• Work required
Reproduce each line exactly. Skip none.

• Data entries
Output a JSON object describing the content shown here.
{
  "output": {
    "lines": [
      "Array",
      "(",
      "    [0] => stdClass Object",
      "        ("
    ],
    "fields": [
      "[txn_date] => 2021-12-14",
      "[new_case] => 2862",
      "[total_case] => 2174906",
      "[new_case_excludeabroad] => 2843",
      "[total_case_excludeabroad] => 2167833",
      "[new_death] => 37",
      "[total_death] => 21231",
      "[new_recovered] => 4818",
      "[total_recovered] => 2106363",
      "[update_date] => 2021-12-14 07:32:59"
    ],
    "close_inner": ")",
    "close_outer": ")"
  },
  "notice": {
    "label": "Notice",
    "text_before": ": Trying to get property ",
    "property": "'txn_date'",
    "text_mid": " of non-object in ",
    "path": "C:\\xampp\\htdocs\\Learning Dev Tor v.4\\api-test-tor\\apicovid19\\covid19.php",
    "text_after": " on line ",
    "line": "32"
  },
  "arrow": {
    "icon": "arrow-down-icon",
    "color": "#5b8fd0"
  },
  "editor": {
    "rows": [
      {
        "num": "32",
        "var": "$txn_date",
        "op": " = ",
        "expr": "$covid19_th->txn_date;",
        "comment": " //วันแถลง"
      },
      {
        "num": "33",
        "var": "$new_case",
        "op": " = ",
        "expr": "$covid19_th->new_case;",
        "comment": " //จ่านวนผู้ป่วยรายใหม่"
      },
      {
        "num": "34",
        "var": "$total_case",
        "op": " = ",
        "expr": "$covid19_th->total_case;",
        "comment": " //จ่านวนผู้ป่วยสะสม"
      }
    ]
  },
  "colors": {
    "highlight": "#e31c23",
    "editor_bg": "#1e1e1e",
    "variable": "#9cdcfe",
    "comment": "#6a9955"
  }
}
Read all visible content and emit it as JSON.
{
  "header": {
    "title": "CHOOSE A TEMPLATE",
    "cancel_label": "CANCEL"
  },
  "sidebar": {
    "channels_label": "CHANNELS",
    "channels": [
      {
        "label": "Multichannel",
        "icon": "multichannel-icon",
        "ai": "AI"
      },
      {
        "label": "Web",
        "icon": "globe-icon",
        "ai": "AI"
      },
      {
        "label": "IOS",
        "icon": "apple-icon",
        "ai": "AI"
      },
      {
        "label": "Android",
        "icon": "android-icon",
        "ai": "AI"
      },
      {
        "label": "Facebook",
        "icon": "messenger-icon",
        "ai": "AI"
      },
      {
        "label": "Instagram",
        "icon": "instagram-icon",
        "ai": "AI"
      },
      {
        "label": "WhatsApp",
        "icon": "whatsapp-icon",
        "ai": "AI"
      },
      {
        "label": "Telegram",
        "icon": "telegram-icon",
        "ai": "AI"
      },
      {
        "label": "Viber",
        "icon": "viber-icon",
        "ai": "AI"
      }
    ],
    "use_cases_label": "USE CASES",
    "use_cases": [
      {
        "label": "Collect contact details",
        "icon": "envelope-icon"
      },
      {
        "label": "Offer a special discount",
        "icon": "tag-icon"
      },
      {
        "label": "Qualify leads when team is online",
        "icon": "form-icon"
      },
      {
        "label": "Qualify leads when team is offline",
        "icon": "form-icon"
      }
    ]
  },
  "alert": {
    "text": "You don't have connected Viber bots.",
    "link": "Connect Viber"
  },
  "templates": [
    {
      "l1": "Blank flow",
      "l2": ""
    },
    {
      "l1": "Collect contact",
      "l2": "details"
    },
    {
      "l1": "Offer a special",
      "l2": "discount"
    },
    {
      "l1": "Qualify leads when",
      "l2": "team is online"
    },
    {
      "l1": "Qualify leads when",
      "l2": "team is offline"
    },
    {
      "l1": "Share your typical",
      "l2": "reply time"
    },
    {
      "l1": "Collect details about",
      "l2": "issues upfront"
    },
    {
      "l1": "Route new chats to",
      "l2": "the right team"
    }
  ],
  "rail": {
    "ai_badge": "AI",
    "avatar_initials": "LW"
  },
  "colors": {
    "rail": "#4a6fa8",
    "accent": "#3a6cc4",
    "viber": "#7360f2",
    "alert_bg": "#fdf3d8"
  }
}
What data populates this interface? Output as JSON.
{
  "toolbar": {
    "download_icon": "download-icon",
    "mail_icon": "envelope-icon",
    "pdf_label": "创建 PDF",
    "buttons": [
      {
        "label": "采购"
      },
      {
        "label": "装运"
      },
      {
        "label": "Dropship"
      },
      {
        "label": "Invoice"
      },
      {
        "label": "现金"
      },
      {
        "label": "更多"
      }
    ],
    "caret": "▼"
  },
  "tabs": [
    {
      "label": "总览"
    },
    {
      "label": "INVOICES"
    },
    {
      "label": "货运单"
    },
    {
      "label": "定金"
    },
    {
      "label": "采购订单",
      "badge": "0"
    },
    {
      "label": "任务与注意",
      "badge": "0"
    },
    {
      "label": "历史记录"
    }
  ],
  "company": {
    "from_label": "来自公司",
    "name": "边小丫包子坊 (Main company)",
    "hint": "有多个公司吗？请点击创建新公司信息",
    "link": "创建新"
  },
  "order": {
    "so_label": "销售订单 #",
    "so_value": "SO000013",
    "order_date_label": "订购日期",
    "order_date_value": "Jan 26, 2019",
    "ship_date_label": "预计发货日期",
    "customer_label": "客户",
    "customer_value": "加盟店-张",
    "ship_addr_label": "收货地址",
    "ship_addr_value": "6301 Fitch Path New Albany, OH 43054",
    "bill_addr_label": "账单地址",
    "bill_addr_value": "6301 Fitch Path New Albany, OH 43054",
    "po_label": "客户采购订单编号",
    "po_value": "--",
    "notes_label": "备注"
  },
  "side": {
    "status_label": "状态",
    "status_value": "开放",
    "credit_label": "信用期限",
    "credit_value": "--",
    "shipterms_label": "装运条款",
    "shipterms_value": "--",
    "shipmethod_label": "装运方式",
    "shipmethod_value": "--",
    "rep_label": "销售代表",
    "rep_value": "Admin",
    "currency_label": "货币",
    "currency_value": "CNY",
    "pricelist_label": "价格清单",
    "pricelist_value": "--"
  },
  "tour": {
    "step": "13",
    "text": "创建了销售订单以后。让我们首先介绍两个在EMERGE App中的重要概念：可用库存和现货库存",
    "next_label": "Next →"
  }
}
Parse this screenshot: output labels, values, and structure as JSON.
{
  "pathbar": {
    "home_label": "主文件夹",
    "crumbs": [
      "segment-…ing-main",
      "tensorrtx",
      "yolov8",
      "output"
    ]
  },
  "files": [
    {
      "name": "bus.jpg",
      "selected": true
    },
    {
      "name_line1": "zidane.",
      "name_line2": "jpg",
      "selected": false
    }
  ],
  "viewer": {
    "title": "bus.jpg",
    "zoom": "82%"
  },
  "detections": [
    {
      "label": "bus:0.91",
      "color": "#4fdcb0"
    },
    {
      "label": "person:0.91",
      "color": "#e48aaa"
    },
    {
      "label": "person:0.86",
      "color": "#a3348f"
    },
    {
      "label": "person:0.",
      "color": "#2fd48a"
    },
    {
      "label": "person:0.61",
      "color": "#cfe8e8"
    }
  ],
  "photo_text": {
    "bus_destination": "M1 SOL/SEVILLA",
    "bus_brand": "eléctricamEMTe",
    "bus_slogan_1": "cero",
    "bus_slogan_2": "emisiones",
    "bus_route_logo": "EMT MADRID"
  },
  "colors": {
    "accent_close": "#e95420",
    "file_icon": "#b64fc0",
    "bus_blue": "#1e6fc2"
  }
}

• Solution for this task
Output a JSON object describing the content shown here.
{
  "output": {
    "lines": [
      "Array",
      "(",
      "    [0] => stdClass Object",
      "        ("
    ],
    "fields": [
      "[txn_date] => 2021-12-14",
      "[new_case] => 2862",
      "[total_case] => 2174906",
      "[new_case_excludeabroad] => 2843",
      "[total_case_excludeabroad] => 2167833",
      "[new_death] => 37",
      "[total_death] => 21231",
      "[new_recovered] => 4818",
      "[total_recovered] => 2106363",
      "[update_date] => 2021-12-14 07:32:59"
    ],
    "close_inner": ")",
    "close_outer": ")"
  },
  "notice": {
    "label": "Notice",
    "text_before": ": Trying to get property ",
    "property": "'txn_date'",
    "text_mid": " of non-object in ",
    "path": "C:\\xampp\\htdocs\\Learning Dev Tor v.4\\api-test-tor\\apicovid19\\covid19.php",
    "text_after": " on line ",
    "line": "32"
  },
  "arrow": {
    "icon": "arrow-down-icon",
    "color": "#5b8fd0"
  },
  "editor": {
    "rows": [
      {
        "num": "32",
        "var": "$txn_date",
        "op": " = ",
        "expr": "$covid19_th->txn_date;",
        "comment": " //วันแถลง"
      },
      {
        "num": "33",
        "var": "$new_case",
        "op": " = ",
        "expr": "$covid19_th->new_case;",
        "comment": " //จ่านวนผู้ป่วยรายใหม่"
      },
      {
        "num": "34",
        "var": "$total_case",
        "op": " = ",
        "expr": "$covid19_th->total_case;",
        "comment": " //จ่านวนผู้ป่วยสะสม"
      }
    ]
  },
  "colors": {
    "highlight": "#e31c23",
    "editor_bg": "#1e1e1e",
    "variable": "#9cdcfe",
    "comment": "#6a9955"
  }
}
Read all visible content and emit it as JSON.
{
  "header": {
    "title": "CHOOSE A TEMPLATE",
    "cancel_label": "CANCEL"
  },
  "sidebar": {
    "channels_label": "CHANNELS",
    "channels": [
      {
        "label": "Multichannel",
        "icon": "multichannel-icon",
        "ai": "AI"
      },
      {
        "label": "Web",
        "icon": "globe-icon",
        "ai": "AI"
      },
      {
        "label": "IOS",
        "icon": "apple-icon",
        "ai": "AI"
      },
      {
        "label": "Android",
        "icon": "android-icon",
        "ai": "AI"
      },
      {
        "label": "Facebook",
        "icon": "messenger-icon",
        "ai": "AI"
      },
      {
        "label": "Instagram",
        "icon": "instagram-icon",
        "ai": "AI"
      },
      {
        "label": "WhatsApp",
        "icon": "whatsapp-icon",
        "ai": "AI"
      },
      {
        "label": "Telegram",
        "icon": "telegram-icon",
        "ai": "AI"
      },
      {
        "label": "Viber",
        "icon": "viber-icon",
        "ai": "AI"
      }
    ],
    "use_cases_label": "USE CASES",
    "use_cases": [
      {
        "label": "Collect contact details",
        "icon": "envelope-icon"
      },
      {
        "label": "Offer a special discount",
        "icon": "tag-icon"
      },
      {
        "label": "Qualify leads when team is online",
        "icon": "form-icon"
      },
      {
        "label": "Qualify leads when team is offline",
        "icon": "form-icon"
      }
    ]
  },
  "alert": {
    "text": "You don't have connected Viber bots.",
    "link": "Connect Viber"
  },
  "templates": [
    {
      "l1": "Blank flow",
      "l2": ""
    },
    {
      "l1": "Collect contact",
      "l2": "details"
    },
    {
      "l1": "Offer a special",
      "l2": "discount"
    },
    {
      "l1": "Qualify leads when",
      "l2": "team is online"
    },
    {
      "l1": "Qualify leads when",
      "l2": "team is offline"
    },
    {
      "l1": "Share your typical",
      "l2": "reply time"
    },
    {
      "l1": "Collect details about",
      "l2": "issues upfront"
    },
    {
      "l1": "Route new chats to",
      "l2": "the right team"
    }
  ],
  "rail": {
    "ai_badge": "AI",
    "avatar_initials": "LW"
  },
  "colors": {
    "rail": "#4a6fa8",
    "accent": "#3a6cc4",
    "viber": "#7360f2",
    "alert_bg": "#fdf3d8"
  }
}
What data populates this interface? Output as JSON.
{
  "toolbar": {
    "download_icon": "download-icon",
    "mail_icon": "envelope-icon",
    "pdf_label": "创建 PDF",
    "buttons": [
      {
        "label": "采购"
      },
      {
        "label": "装运"
      },
      {
        "label": "Dropship"
      },
      {
        "label": "Invoice"
      },
      {
        "label": "现金"
      },
      {
        "label": "更多"
      }
    ],
    "caret": "▼"
  },
  "tabs": [
    {
      "label": "总览"
    },
    {
      "label": "INVOICES"
    },
    {
      "label": "货运单"
    },
    {
      "label": "定金"
    },
    {
      "label": "采购订单",
      "badge": "0"
    },
    {
      "label": "任务与注意",
      "badge": "0"
    },
    {
      "label": "历史记录"
    }
  ],
  "company": {
    "from_label": "来自公司",
    "name": "边小丫包子坊 (Main company)",
    "hint": "有多个公司吗？请点击创建新公司信息",
    "link": "创建新"
  },
  "order": {
    "so_label": "销售订单 #",
    "so_value": "SO000013",
    "order_date_label": "订购日期",
    "order_date_value": "Jan 26, 2019",
    "ship_date_label": "预计发货日期",
    "customer_label": "客户",
    "customer_value": "加盟店-张",
    "ship_addr_label": "收货地址",
    "ship_addr_value": "6301 Fitch Path New Albany, OH 43054",
    "bill_addr_label": "账单地址",
    "bill_addr_value": "6301 Fitch Path New Albany, OH 43054",
    "po_label": "客户采购订单编号",
    "po_value": "--",
    "notes_label": "备注"
  },
  "side": {
    "status_label": "状态",
    "status_value": "开放",
    "credit_label": "信用期限",
    "credit_value": "--",
    "shipterms_label": "装运条款",
    "shipterms_value": "--",
    "shipmethod_label": "装运方式",
    "shipmethod_value": "--",
    "rep_label": "销售代表",
    "rep_value": "Admin",
    "currency_label": "货币",
    "currency_value": "CNY",
    "pricelist_label": "价格清单",
    "pricelist_value": "--"
  },
  "tour": {
    "step": "13",
    "text": "创建了销售订单以后。让我们首先介绍两个在EMERGE App中的重要概念：可用库存和现货库存",
    "next_label": "Next →"
  }
}
Parse this screenshot: output labels, values, and structure as JSON.
{
  "pathbar": {
    "home_label": "主文件夹",
    "crumbs": [
      "segment-…ing-main",
      "tensorrtx",
      "yolov8",
      "output"
    ]
  },
  "files": [
    {
      "name": "bus.jpg",
      "selected": true
    },
    {
      "name_line1": "zidane.",
      "name_line2": "jpg",
      "selected": false
    }
  ],
  "viewer": {
    "title": "bus.jpg",
    "zoom": "82%"
  },
  "detections": [
    {
      "label": "bus:0.91",
      "color": "#4fdcb0"
    },
    {
      "label": "person:0.91",
      "color": "#e48aaa"
    },
    {
      "label": "person:0.86",
      "color": "#a3348f"
    },
    {
      "label": "person:0.",
      "color": "#2fd48a"
    },
    {
      "label": "person:0.61",
      "color": "#cfe8e8"
    }
  ],
  "photo_text": {
    "bus_destination": "M1 SOL/SEVILLA",
    "bus_brand": "eléctricamEMTe",
    "bus_slogan_1": "cero",
    "bus_slogan_2": "emisiones",
    "bus_route_logo": "EMT MADRID"
  },
  "colors": {
    "accent_close": "#e95420",
    "file_icon": "#b64fc0",
    "bus_blue": "#1e6fc2"
  }
}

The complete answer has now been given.